«Aucun paradoxe»: pour des Russes, la réélection de Poutine nécessaire à la paix
Agence France-Presse
Au son d'une chanson de pop russe crachée par les haut-parleurs d'un bureau de vote à Serguiev Possad, dans la région de Moscou, Edouard Ichnazarov dépose allègrement un bulletin en faveur de Vladimir Poutine.
• À lire aussi: Deux morts dans de nouvelles attaques sur le sol russe en pleine élection présidentielle
• À lire aussi: Poutine promet une réplique aux attaques ukrainiennes sur le sol russe
Comme de nombreux autres Russes, il estime que l'actuel chef de l'État, au pouvoir depuis près d'un quart de siècle, est le seul qui puisse ramener la paix avec l'Ukraine après y avoir lancé son armée en février 2022.
«Je suis venu voter pour un homme qui fait tout pour qu'il n'y ait pas de guerres dans le monde», assure auprès de l'AFP cet artiste de 54 ans.
Celui-ci exprime sa pleine confiance envers son président, «un homme qui peut vraiment sauver le monde», insiste-t-il sans sourciller.
L'opposition n'étant pas tolérée, le résultat du scrutin ne fait aucun doute : le mandat de Vladimir Poutine sera prolongé dimanche soir jusqu'à 2030.
Mais, pour le Kremlin, cette élection présidentielle doit permettre de montrer l'image d'une Russie «unie» derrière son chef, après deux ans d'un conflit meurtrier en Ukraine et une pluie de sanctions occidentales.
«Pour la vie»
À Serguiev Possad, une ville de 110 000 habitants située à 75 kilomètres au nord-est de Moscou, sœur Alexandra l'assure : «Les Russes sont pour la vie, nous ne soutenons pas la mort».

TÂCHE A.
Traduisez en anglais cette phrase de l'article sur la réélection de Poutine : « L'opposition n'étant pas tolérée, le résultat du scrutin ne fait aucun doute : le mandat de Vladimir Poutine sera prolongé dimanche soir jusqu'à 2030. »
TÂCHE B.
Rédigez la suite de l'article sur la réélection de Poutine, à partir de sa dernière phrase.

[Données brutes]
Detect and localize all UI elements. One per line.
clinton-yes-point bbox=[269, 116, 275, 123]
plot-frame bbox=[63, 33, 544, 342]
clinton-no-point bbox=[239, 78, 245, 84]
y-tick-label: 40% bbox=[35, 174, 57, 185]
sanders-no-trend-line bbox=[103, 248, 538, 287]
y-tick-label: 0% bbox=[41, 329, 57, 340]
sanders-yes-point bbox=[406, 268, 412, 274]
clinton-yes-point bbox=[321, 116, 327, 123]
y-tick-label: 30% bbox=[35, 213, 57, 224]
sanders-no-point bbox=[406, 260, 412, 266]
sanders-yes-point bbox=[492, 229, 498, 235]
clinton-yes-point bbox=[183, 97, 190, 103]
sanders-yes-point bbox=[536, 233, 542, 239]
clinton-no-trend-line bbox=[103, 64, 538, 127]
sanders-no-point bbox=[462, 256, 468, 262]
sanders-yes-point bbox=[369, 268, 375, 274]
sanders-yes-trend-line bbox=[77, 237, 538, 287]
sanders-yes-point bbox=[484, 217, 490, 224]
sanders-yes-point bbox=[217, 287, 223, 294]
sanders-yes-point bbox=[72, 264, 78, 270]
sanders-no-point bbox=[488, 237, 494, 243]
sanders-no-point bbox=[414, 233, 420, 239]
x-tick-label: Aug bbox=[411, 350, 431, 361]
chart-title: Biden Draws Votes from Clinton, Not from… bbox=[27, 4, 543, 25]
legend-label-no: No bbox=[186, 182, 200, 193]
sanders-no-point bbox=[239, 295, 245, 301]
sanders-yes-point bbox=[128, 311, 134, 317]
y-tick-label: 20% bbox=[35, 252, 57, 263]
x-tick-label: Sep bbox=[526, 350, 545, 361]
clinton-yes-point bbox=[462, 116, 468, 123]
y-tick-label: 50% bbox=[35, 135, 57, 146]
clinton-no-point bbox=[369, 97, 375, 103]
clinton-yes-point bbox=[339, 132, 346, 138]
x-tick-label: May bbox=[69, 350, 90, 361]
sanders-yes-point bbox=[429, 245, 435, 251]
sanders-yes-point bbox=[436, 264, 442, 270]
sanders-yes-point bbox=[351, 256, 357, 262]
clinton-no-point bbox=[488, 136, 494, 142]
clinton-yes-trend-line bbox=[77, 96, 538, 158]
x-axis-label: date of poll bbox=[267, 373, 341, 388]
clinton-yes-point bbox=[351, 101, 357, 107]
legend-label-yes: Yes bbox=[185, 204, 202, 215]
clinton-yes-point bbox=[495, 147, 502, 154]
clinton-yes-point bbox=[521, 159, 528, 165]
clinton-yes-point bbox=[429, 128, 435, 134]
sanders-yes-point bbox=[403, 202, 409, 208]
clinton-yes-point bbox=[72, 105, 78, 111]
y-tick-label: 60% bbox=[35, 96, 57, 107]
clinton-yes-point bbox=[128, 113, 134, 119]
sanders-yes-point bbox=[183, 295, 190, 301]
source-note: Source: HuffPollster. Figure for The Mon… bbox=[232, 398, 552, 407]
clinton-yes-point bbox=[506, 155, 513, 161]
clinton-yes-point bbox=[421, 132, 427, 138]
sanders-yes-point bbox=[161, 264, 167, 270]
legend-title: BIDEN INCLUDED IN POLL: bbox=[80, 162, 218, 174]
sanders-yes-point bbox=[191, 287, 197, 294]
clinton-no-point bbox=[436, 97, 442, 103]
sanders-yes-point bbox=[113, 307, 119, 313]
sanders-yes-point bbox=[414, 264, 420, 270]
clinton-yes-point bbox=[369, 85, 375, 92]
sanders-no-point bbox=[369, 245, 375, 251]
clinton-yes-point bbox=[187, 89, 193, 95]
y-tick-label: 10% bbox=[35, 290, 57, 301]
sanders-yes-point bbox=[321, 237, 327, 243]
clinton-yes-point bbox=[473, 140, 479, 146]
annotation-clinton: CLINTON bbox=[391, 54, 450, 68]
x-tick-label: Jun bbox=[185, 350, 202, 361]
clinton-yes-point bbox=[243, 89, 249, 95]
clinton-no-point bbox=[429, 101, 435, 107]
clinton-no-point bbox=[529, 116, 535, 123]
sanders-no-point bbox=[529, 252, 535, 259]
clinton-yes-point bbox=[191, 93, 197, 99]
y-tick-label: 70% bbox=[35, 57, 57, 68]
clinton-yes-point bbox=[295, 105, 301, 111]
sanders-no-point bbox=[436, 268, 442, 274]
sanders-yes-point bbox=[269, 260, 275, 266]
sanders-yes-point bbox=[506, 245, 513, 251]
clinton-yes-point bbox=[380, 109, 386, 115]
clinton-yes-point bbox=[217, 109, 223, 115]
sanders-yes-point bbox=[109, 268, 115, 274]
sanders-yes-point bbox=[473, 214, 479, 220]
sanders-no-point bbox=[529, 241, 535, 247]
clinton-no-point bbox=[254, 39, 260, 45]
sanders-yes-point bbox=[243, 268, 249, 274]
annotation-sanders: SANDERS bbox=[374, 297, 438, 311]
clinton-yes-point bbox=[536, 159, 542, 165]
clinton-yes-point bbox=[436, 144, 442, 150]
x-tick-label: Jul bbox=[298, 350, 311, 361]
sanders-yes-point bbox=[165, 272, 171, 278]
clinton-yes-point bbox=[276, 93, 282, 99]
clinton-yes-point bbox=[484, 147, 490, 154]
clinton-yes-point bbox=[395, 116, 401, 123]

RÉPONSE FINALE A.
With the opposition not tolerated, the outcome of the vote is in no doubt: Vladimir Putin's term will be extended on Sunday evening until 2030.

RÉPONSE FINALE B.
Cette religieuse de 77 ans ne voit pourtant «aucun paradoxe» dans l'assaut militaire russe en Ukraine, qui, selon elle, permettra de «sauver des vies». Un argument avancé par le Kremlin, qui jure avoir déclenché son offensive chez le voisin ukrainien pour y «protéger» la population russophone.
«Nous avançons et sommes sur le juste chemin», poursuit cette Française, qui s'est installée en Russie en 2018 et réside désormais dans cette cité connue pour son monastère orthodoxe aux dômes dorés et bleu clair.
Samedi, les membres de la commission électorale locale ont traversé cette ville aux routes enneigées pour permettre aux personnes âgées ou à mobilité réduite de voter à domicile.
Inessa Rojkova, 87 ans, les accueille chez elle. Cette retraitée explique qu'elle a participé à presque toutes les élections et qu'elle s'intéresse de près à la politique.
«Je suis tout, je sais tout... Je regarde la télévision tout le temps», lance-t-elle au petit groupe venu à sa rencontre à sa grande joie.
En Russie, Vladimir Poutine est omniprésent à la télévision, qui retransmet quotidiennement ses discours et les réunions avec ses ministres.
Cette année, la présidentielle est marquée par la recrudescence des attaques sur le sol russe en provenance d'Ukraine.
Inessa déclare quant à elle « constamment s'inquiéter» pour ses compatriotes qui habitent dans les régions frontalières de l'Ukraine.
Elle dit ainsi espérer la «fin de l'opération spéciale», un euphémisme imposé pour qualifier l'offensive du Kremlin.
«Pouvez-vous imaginer combien de personnes sont mortes et maintenant nos régions près du front souffrent», se lamente-t-elle.
Poutine «irremplaçable»
À des centaines de kilomètres plus au nord, à Saint-Pétersbourg, les habitants de la ville natale de Vladimir Poutine disent eux aussi espérer profondément retrouver leur vie d'avant.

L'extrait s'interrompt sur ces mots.